Aim of the exercise – Restate the material word for word and leave out anything that is a picture.

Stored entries
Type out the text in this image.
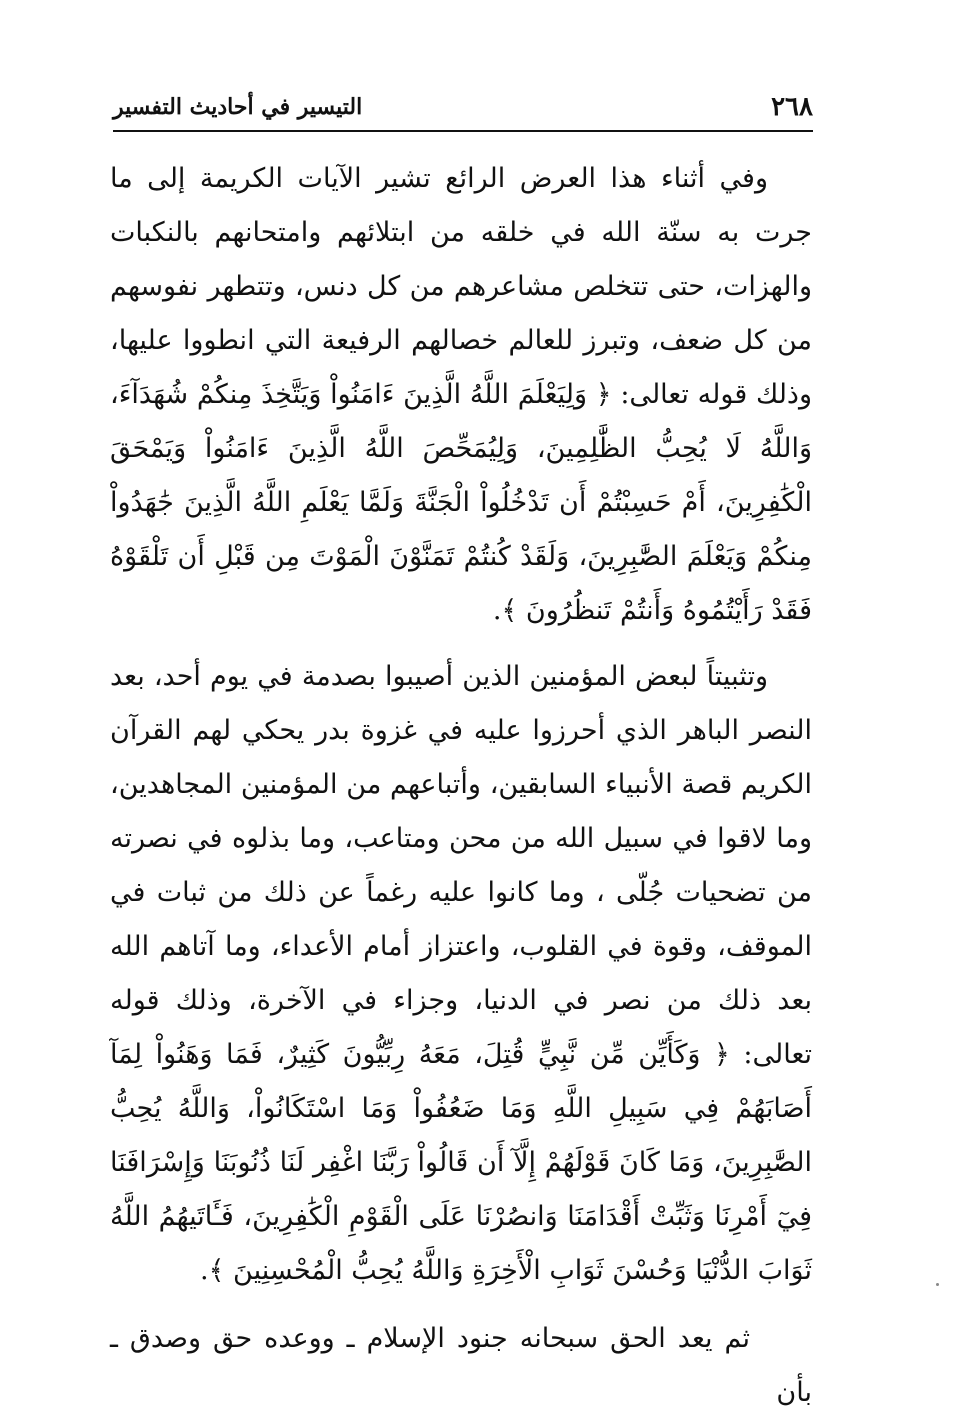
٢٦٨
التيسير في أحاديث التفسير

وفي أثناء هذا العرض الرائع تشير الآيات الكريمة إلى ما جرت به سنّة الله في خلقه من ابتلائهم وامتحانهم بالنكبات والهزات، حتى تتخلص مشاعرهم من كل دنس، وتتطهر نفوسهم من كل ضعف، وتبرز للعالم خصالهم الرفيعة التي انطووا عليها، وذلك قوله تعالى: ﴿ وَلِيَعْلَمَ اللَّهُ الَّذِينَ ءَامَنُواْ وَيَتَّخِذَ مِنكُمْ شُهَدَآءَ، وَاللَّهُ لَا يُحِبُّ الظَّٰلِمِينَ، وَلِيُمَحِّصَ اللَّهُ الَّذِينَ ءَامَنُواْ وَيَمْحَقَ الْكَٰفِرِينَ، أَمْ حَسِبْتُمْ أَن تَدْخُلُواْ الْجَنَّةَ وَلَمَّا يَعْلَمِ اللَّهُ الَّذِينَ جَٰهَدُواْ مِنكُمْ وَيَعْلَمَ الصَّٰبِرِينَ، وَلَقَدْ كُنتُمْ تَمَنَّوْنَ الْمَوْتَ مِن قَبْلِ أَن تَلْقَوْهُ فَقَدْ رَأَيْتُمُوهُ وَأَنتُمْ تَنظُرُونَ ﴾.

وتثبيتاً لبعض المؤمنين الذين أصيبوا بصدمة في يوم أحد، بعد النصر الباهر الذي أحرزوا عليه في غزوة بدر يحكي لهم القرآن الكريم قصة الأنبياء السابقين، وأتباعهم من المؤمنين المجاهدين، وما لاقوا في سبيل الله من محن ومتاعب، وما بذلوه في نصرته من تضحيات جُلّى ، وما كانوا عليه رغماً عن ذلك من ثبات في الموقف، وقوة في القلوب، واعتزاز أمام الأعداء، وما آتاهم الله بعد ذلك من نصر في الدنيا، وجزاء في الآخرة، وذلك قوله تعالى: ﴿ وَكَأَيِّن مِّن نَّبِيٍّ قُتِلَ، مَعَهُ رِبِّيُّونَ كَثِيرٌ، فَمَا وَهَنُواْ لِمَآ أَصَابَهُمْ فِي سَبِيلِ اللَّهِ وَمَا ضَعُفُواْ وَمَا اسْتَكَانُواْ، وَاللَّهُ يُحِبُّ الصَّٰبِرِينَ، وَمَا كَانَ قَوْلَهُمْ إِلَّآ أَن قَالُواْ رَبَّنَا اغْفِر لَنَا ذُنُوبَنَا وَإِسْرَافَنَا فِيٓ أَمْرِنَا وَثَبِّتْ أَقْدَامَنَا وَانصُرْنَا عَلَى الْقَوْمِ الْكَٰفِرِينَ، فَـَٔاتَيهُمُ اللَّهُ ثَوَابَ الدُّنْيَا وَحُسْنَ ثَوَابِ الْأَخِرَةِ وَاللَّهُ يُحِبُّ الْمُحْسِنِينَ ﴾.

ثم يعد الحق سبحانه جنود الإسلام ـ ووعده حق وصدق ـ بأن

Answer for this exercise –
Type out the text in this image.
٢٦٨
التيسير في أحاديث التفسير

وفي أثناء هذا العرض الرائع تشير الآيات الكريمة إلى ما جرت به سنّة الله في خلقه من ابتلائهم وامتحانهم بالنكبات والهزات، حتى تتخلص مشاعرهم من كل دنس، وتتطهر نفوسهم من كل ضعف، وتبرز للعالم خصالهم الرفيعة التي انطووا عليها، وذلك قوله تعالى: ﴿ وَلِيَعْلَمَ اللَّهُ الَّذِينَ ءَامَنُواْ وَيَتَّخِذَ مِنكُمْ شُهَدَآءَ، وَاللَّهُ لَا يُحِبُّ الظَّٰلِمِينَ، وَلِيُمَحِّصَ اللَّهُ الَّذِينَ ءَامَنُواْ وَيَمْحَقَ الْكَٰفِرِينَ، أَمْ حَسِبْتُمْ أَن تَدْخُلُواْ الْجَنَّةَ وَلَمَّا يَعْلَمِ اللَّهُ الَّذِينَ جَٰهَدُواْ مِنكُمْ وَيَعْلَمَ الصَّٰبِرِينَ، وَلَقَدْ كُنتُمْ تَمَنَّوْنَ الْمَوْتَ مِن قَبْلِ أَن تَلْقَوْهُ فَقَدْ رَأَيْتُمُوهُ وَأَنتُمْ تَنظُرُونَ ﴾.

وتثبيتاً لبعض المؤمنين الذين أصيبوا بصدمة في يوم أحد، بعد النصر الباهر الذي أحرزوا عليه في غزوة بدر يحكي لهم القرآن الكريم قصة الأنبياء السابقين، وأتباعهم من المؤمنين المجاهدين، وما لاقوا في سبيل الله من محن ومتاعب، وما بذلوه في نصرته من تضحيات جُلّى ، وما كانوا عليه رغماً عن ذلك من ثبات في الموقف، وقوة في القلوب، واعتزاز أمام الأعداء، وما آتاهم الله بعد ذلك من نصر في الدنيا، وجزاء في الآخرة، وذلك قوله تعالى: ﴿ وَكَأَيِّن مِّن نَّبِيٍّ قُتِلَ، مَعَهُ رِبِّيُّونَ كَثِيرٌ، فَمَا وَهَنُواْ لِمَآ أَصَابَهُمْ فِي سَبِيلِ اللَّهِ وَمَا ضَعُفُواْ وَمَا اسْتَكَانُواْ، وَاللَّهُ يُحِبُّ الصَّٰبِرِينَ، وَمَا كَانَ قَوْلَهُمْ إِلَّآ أَن قَالُواْ رَبَّنَا اغْفِر لَنَا ذُنُوبَنَا وَإِسْرَافَنَا فِيٓ أَمْرِنَا وَثَبِّتْ أَقْدَامَنَا وَانصُرْنَا عَلَى الْقَوْمِ الْكَٰفِرِينَ، فَـَٔاتَيهُمُ اللَّهُ ثَوَابَ الدُّنْيَا وَحُسْنَ ثَوَابِ الْأَخِرَةِ وَاللَّهُ يُحِبُّ الْمُحْسِنِينَ ﴾.

ثم يعد الحق سبحانه جنود الإسلام ـ ووعده حق وصدق ـ بأن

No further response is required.